▶ _What you have to do_: Records follow. Copy every line with "Wild".

+ + +

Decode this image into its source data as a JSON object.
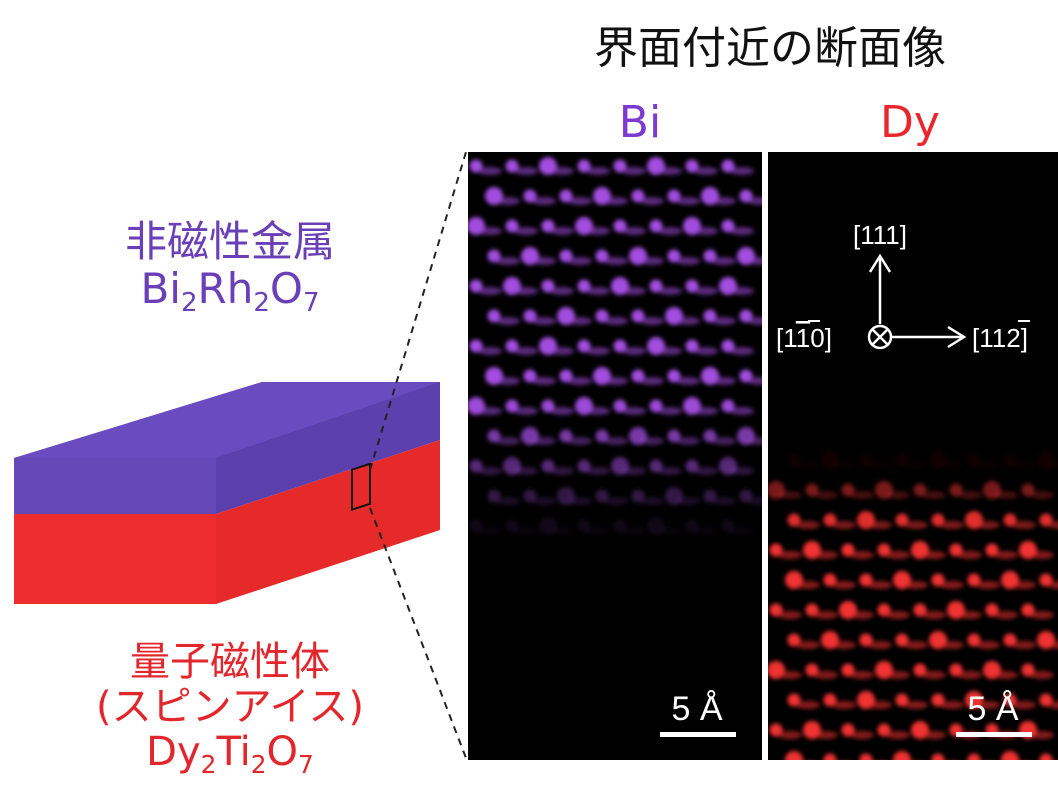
{
  "title": "界面付近の断面像",
  "panels": {
    "bi": {
      "label": "Bi",
      "color": "#a24de0",
      "scale_bar": "5 Å"
    },
    "dy": {
      "label": "Dy",
      "color": "#f03030",
      "scale_bar": "5 Å"
    }
  },
  "axes": {
    "vertical": "[111]",
    "left": "[1",
    "left_bar": "1",
    "left_end": "0]",
    "right": "[11",
    "right_bar": "2",
    "right_end": "]"
  },
  "top_material": {
    "name": "非磁性金属",
    "formula": [
      {
        "t": "Bi",
        "s": "2"
      },
      {
        "t": "Rh",
        "s": "2"
      },
      {
        "t": "O",
        "s": "7"
      }
    ]
  },
  "bottom_material": {
    "name": "量子磁性体",
    "desc": "(スピンアイス)",
    "formula": [
      {
        "t": "Dy",
        "s": "2"
      },
      {
        "t": "Ti",
        "s": "2"
      },
      {
        "t": "O",
        "s": "7"
      }
    ]
  },
  "colors": {
    "top_layer_face": "#6648b8",
    "top_layer_top": "#5a3aa8",
    "bottom_layer": "#ee2e2e",
    "image_bg": "#000000"
  }
}
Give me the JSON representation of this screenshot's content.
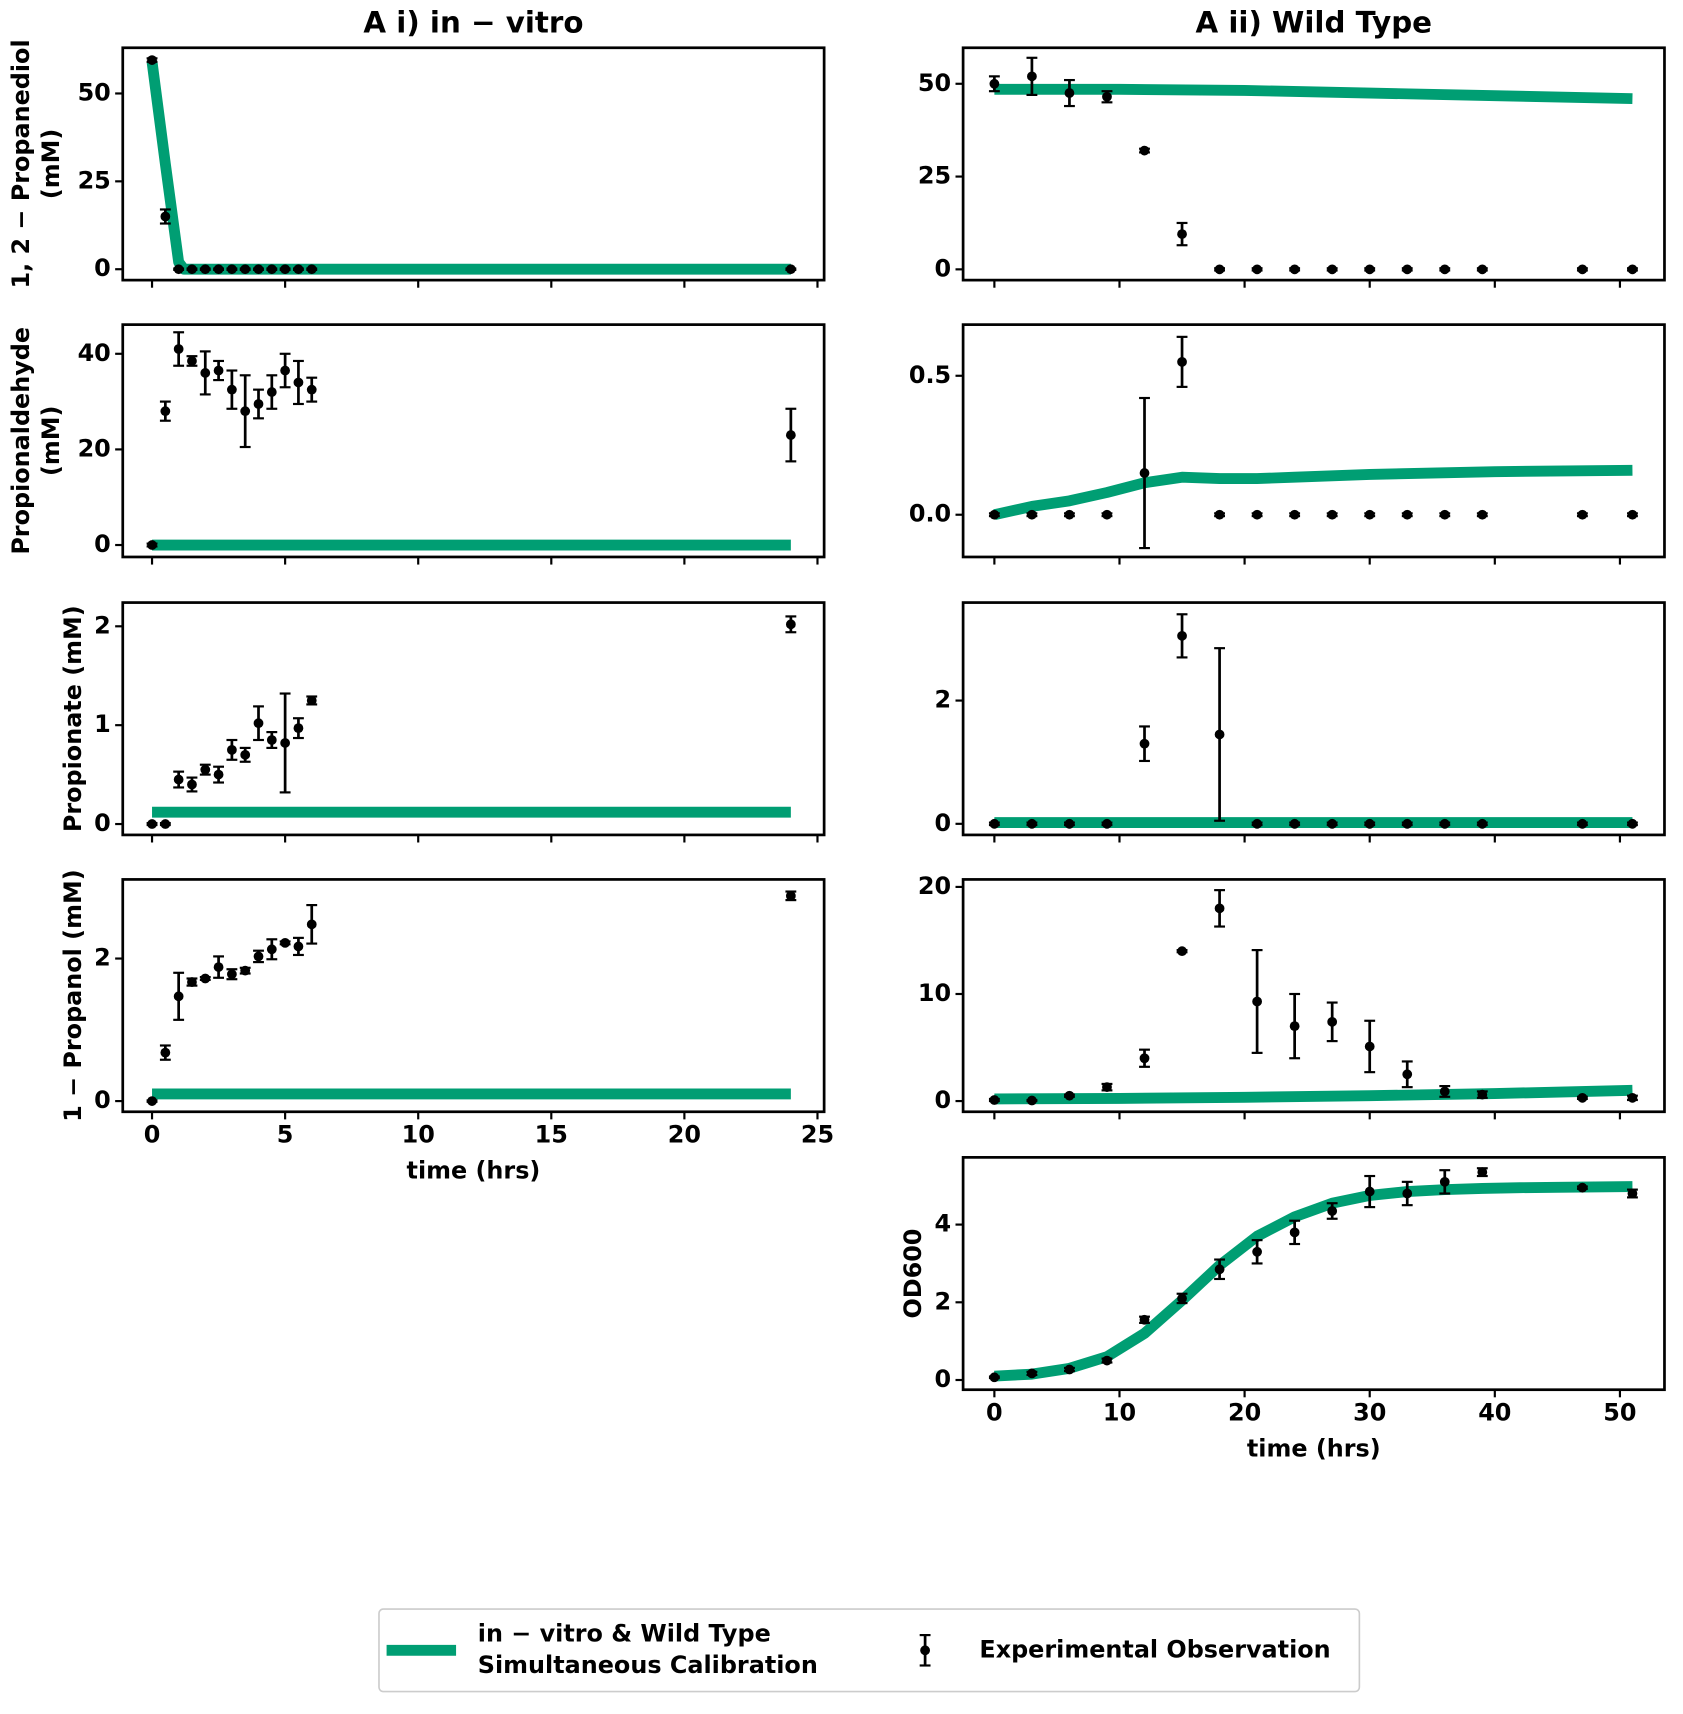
{
  "chart_data": [
    {
      "type": "line",
      "title": "A i) in − vitro",
      "ylabel": [
        "1, 2 − Propanediol",
        "(mM)"
      ],
      "xlim": [
        -1.1,
        25.25
      ],
      "ylim": [
        -3.1,
        63
      ],
      "xticks": [
        0,
        5,
        10,
        15,
        20,
        25
      ],
      "yticks": [
        0,
        25,
        50
      ],
      "show_xtick_labels": false,
      "series": [
        {
          "color": "#000000",
          "x": [
            0,
            0.5,
            1,
            1.5,
            2,
            2.5,
            3,
            3.5,
            4,
            4.5,
            5,
            5.5,
            6,
            24
          ],
          "values": [
            59.5,
            15,
            0,
            0,
            0,
            0,
            0,
            0,
            0,
            0,
            0,
            0,
            0,
            0
          ],
          "errors": [
            0.5,
            2,
            0.2,
            0.2,
            0.2,
            0.2,
            0.2,
            0.2,
            0.2,
            0.2,
            0.2,
            0.2,
            0.2,
            0.2
          ]
        },
        {
          "color": "#009e73",
          "x": [
            0,
            0.5,
            1,
            1.2,
            24
          ],
          "values": [
            59,
            30,
            2,
            0,
            0
          ]
        }
      ]
    },
    {
      "type": "line",
      "title": "A ii) Wild Type",
      "ylabel": [],
      "xlim": [
        -2.5,
        53.56
      ],
      "ylim": [
        -2.9,
        59.7
      ],
      "xticks": [
        0,
        10,
        20,
        30,
        40,
        50
      ],
      "yticks": [
        0,
        25,
        50
      ],
      "show_xtick_labels": false,
      "series": [
        {
          "color": "#000000",
          "x": [
            0,
            3,
            6,
            9,
            12,
            15,
            18,
            21,
            24,
            27,
            30,
            33,
            36,
            39,
            47,
            51
          ],
          "values": [
            50,
            52,
            47.5,
            46.5,
            32,
            9.5,
            0,
            0,
            0,
            0,
            0,
            0,
            0,
            0,
            0,
            0
          ],
          "errors": [
            2,
            5,
            3.5,
            1.5,
            0.5,
            3,
            0.3,
            0.3,
            0.3,
            0.3,
            0.3,
            0.3,
            0.3,
            0.3,
            0.3,
            0.3
          ]
        },
        {
          "color": "#009e73",
          "x": [
            0,
            10,
            20,
            30,
            40,
            51
          ],
          "values": [
            48.5,
            48.5,
            48.2,
            47.5,
            46.8,
            46
          ]
        }
      ]
    },
    {
      "type": "line",
      "ylabel": [
        "Propionaldehyde",
        "(mM)"
      ],
      "xlim": [
        -1.1,
        25.25
      ],
      "ylim": [
        -2.5,
        46.1
      ],
      "xticks": [
        0,
        5,
        10,
        15,
        20,
        25
      ],
      "yticks": [
        0,
        20,
        40
      ],
      "show_xtick_labels": false,
      "series": [
        {
          "color": "#000000",
          "x": [
            0,
            0.5,
            1,
            1.5,
            2,
            2.5,
            3,
            3.5,
            4,
            4.5,
            5,
            5.5,
            6,
            24
          ],
          "values": [
            0,
            28,
            41,
            38.5,
            36,
            36.5,
            32.5,
            28,
            29.5,
            32,
            36.5,
            34,
            32.5,
            23
          ],
          "errors": [
            0.3,
            2,
            3.5,
            1,
            4.5,
            2,
            4,
            7.5,
            3,
            3.5,
            3.5,
            4.5,
            2.5,
            5.5
          ]
        },
        {
          "color": "#009e73",
          "x": [
            0,
            24
          ],
          "values": [
            0,
            0
          ]
        }
      ]
    },
    {
      "type": "line",
      "ylabel": [],
      "xlim": [
        -2.5,
        53.56
      ],
      "ylim": [
        -0.152,
        0.684
      ],
      "xticks": [
        0,
        10,
        20,
        30,
        40,
        50
      ],
      "yticks": [
        {
          "value": 0,
          "label": "0.0"
        },
        {
          "value": 0.5,
          "label": "0.5"
        }
      ],
      "show_xtick_labels": false,
      "series": [
        {
          "color": "#000000",
          "x": [
            0,
            3,
            6,
            9,
            12,
            15,
            18,
            21,
            24,
            27,
            30,
            33,
            36,
            39,
            47,
            51
          ],
          "values": [
            0,
            0,
            0,
            0,
            0.15,
            0.55,
            0,
            0,
            0,
            0,
            0,
            0,
            0,
            0,
            0,
            0
          ],
          "errors": [
            0.005,
            0.005,
            0.005,
            0.005,
            0.27,
            0.09,
            0.005,
            0.005,
            0.005,
            0.005,
            0.005,
            0.005,
            0.005,
            0.005,
            0.005,
            0.005
          ]
        },
        {
          "color": "#009e73",
          "x": [
            0,
            3,
            6,
            9,
            12,
            15,
            18,
            21,
            24,
            30,
            40,
            51
          ],
          "values": [
            0,
            0.03,
            0.05,
            0.08,
            0.115,
            0.135,
            0.13,
            0.13,
            0.135,
            0.145,
            0.155,
            0.16
          ]
        }
      ]
    },
    {
      "type": "line",
      "ylabel": [
        "Propionate (mM)"
      ],
      "xlim": [
        -1.1,
        25.25
      ],
      "ylim": [
        -0.11,
        2.24
      ],
      "xticks": [
        0,
        5,
        10,
        15,
        20,
        25
      ],
      "yticks": [
        0,
        1,
        2
      ],
      "show_xtick_labels": false,
      "series": [
        {
          "color": "#000000",
          "x": [
            0,
            0.5,
            1,
            1.5,
            2,
            2.5,
            3,
            3.5,
            4,
            4.5,
            5,
            5.5,
            6,
            24
          ],
          "values": [
            0,
            0,
            0.45,
            0.4,
            0.55,
            0.5,
            0.75,
            0.7,
            1.02,
            0.85,
            0.82,
            0.97,
            1.25,
            2.02
          ],
          "errors": [
            0.01,
            0.01,
            0.08,
            0.07,
            0.05,
            0.08,
            0.1,
            0.07,
            0.17,
            0.08,
            0.5,
            0.1,
            0.04,
            0.08
          ]
        },
        {
          "color": "#009e73",
          "x": [
            0,
            24
          ],
          "values": [
            0.12,
            0.12
          ]
        }
      ]
    },
    {
      "type": "line",
      "ylabel": [],
      "xlim": [
        -2.5,
        53.56
      ],
      "ylim": [
        -0.18,
        3.59
      ],
      "xticks": [
        0,
        10,
        20,
        30,
        40,
        50
      ],
      "yticks": [
        0,
        2
      ],
      "show_xtick_labels": false,
      "series": [
        {
          "color": "#000000",
          "x": [
            0,
            3,
            6,
            9,
            12,
            15,
            18,
            21,
            24,
            27,
            30,
            33,
            36,
            39,
            47,
            51
          ],
          "values": [
            0,
            0,
            0,
            0,
            1.3,
            3.05,
            1.45,
            0,
            0,
            0,
            0,
            0,
            0,
            0,
            0,
            0
          ],
          "errors": [
            0.02,
            0.02,
            0.02,
            0.02,
            0.28,
            0.35,
            1.4,
            0.02,
            0.02,
            0.02,
            0.02,
            0.02,
            0.02,
            0.02,
            0.02,
            0.02
          ]
        },
        {
          "color": "#009e73",
          "x": [
            0,
            51
          ],
          "values": [
            0.02,
            0.02
          ]
        }
      ]
    },
    {
      "type": "line",
      "ylabel": [
        "1 − Propanol (mM)"
      ],
      "xlabel": "time (hrs)",
      "xlim": [
        -1.1,
        25.25
      ],
      "ylim": [
        -0.15,
        3.11
      ],
      "xticks": [
        0,
        5,
        10,
        15,
        20,
        25
      ],
      "yticks": [
        0,
        2
      ],
      "show_xtick_labels": true,
      "series": [
        {
          "color": "#000000",
          "x": [
            0,
            0.5,
            1,
            1.5,
            2,
            2.5,
            3,
            3.5,
            4,
            4.5,
            5,
            5.5,
            6,
            24
          ],
          "values": [
            0,
            0.68,
            1.47,
            1.67,
            1.72,
            1.88,
            1.78,
            1.83,
            2.03,
            2.13,
            2.22,
            2.17,
            2.48,
            2.88
          ],
          "errors": [
            0.01,
            0.1,
            0.33,
            0.05,
            0.02,
            0.15,
            0.07,
            0.04,
            0.08,
            0.14,
            0.02,
            0.12,
            0.27,
            0.06
          ]
        },
        {
          "color": "#009e73",
          "x": [
            0,
            24
          ],
          "values": [
            0.1,
            0.1
          ]
        }
      ]
    },
    {
      "type": "line",
      "ylabel": [],
      "xlim": [
        -2.5,
        53.56
      ],
      "ylim": [
        -1.0,
        20.7
      ],
      "xticks": [
        0,
        10,
        20,
        30,
        40,
        50
      ],
      "yticks": [
        0,
        10,
        20
      ],
      "show_xtick_labels": false,
      "series": [
        {
          "color": "#000000",
          "x": [
            0,
            3,
            6,
            9,
            12,
            15,
            18,
            21,
            24,
            27,
            30,
            33,
            36,
            39,
            47,
            51
          ],
          "values": [
            0.1,
            0.05,
            0.5,
            1.3,
            4,
            14,
            18,
            9.3,
            7,
            7.4,
            5.1,
            2.5,
            0.9,
            0.6,
            0.3,
            0.3
          ],
          "errors": [
            0.1,
            0.05,
            0.1,
            0.3,
            0.8,
            0.1,
            1.7,
            4.8,
            3,
            1.8,
            2.4,
            1.2,
            0.5,
            0.3,
            0.1,
            0.2
          ]
        },
        {
          "color": "#009e73",
          "x": [
            0,
            10,
            20,
            30,
            40,
            51
          ],
          "values": [
            0.2,
            0.25,
            0.35,
            0.5,
            0.7,
            1.0
          ]
        }
      ]
    },
    {
      "type": "line",
      "ylabel": [
        "OD600"
      ],
      "xlabel": "time (hrs)",
      "xlim": [
        -2.5,
        53.56
      ],
      "ylim": [
        -0.25,
        5.73
      ],
      "xticks": [
        0,
        10,
        20,
        30,
        40,
        50
      ],
      "yticks": [
        0,
        2,
        4
      ],
      "show_xtick_labels": true,
      "series": [
        {
          "color": "#000000",
          "x": [
            0,
            3,
            6,
            9,
            12,
            15,
            18,
            21,
            24,
            27,
            30,
            33,
            36,
            39,
            47,
            51
          ],
          "values": [
            0.07,
            0.17,
            0.27,
            0.5,
            1.55,
            2.1,
            2.85,
            3.3,
            3.8,
            4.35,
            4.85,
            4.8,
            5.1,
            5.35,
            4.95,
            4.8
          ],
          "errors": [
            0.02,
            0.04,
            0.04,
            0.05,
            0.08,
            0.12,
            0.25,
            0.3,
            0.3,
            0.2,
            0.4,
            0.3,
            0.3,
            0.1,
            0.03,
            0.1
          ]
        },
        {
          "color": "#009e73",
          "x": [
            0,
            3,
            6,
            9,
            12,
            15,
            18,
            21,
            24,
            27,
            30,
            33,
            36,
            39,
            42,
            45,
            48,
            51
          ],
          "values": [
            0.1,
            0.15,
            0.3,
            0.6,
            1.2,
            2.05,
            2.95,
            3.7,
            4.2,
            4.55,
            4.75,
            4.85,
            4.9,
            4.93,
            4.95,
            4.96,
            4.97,
            4.98
          ]
        }
      ]
    }
  ],
  "legend": [
    {
      "label": [
        "in − vitro & Wild Type",
        "Simultaneous Calibration"
      ],
      "style": "line",
      "color": "#009e73"
    },
    {
      "label": [
        "Experimental Observation"
      ],
      "style": "errorbar",
      "color": "#000000"
    }
  ]
}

+ + +

▶ _Written reply_:
      "title": "A ii) Wild Type",
        "in − vitro & Wild Type",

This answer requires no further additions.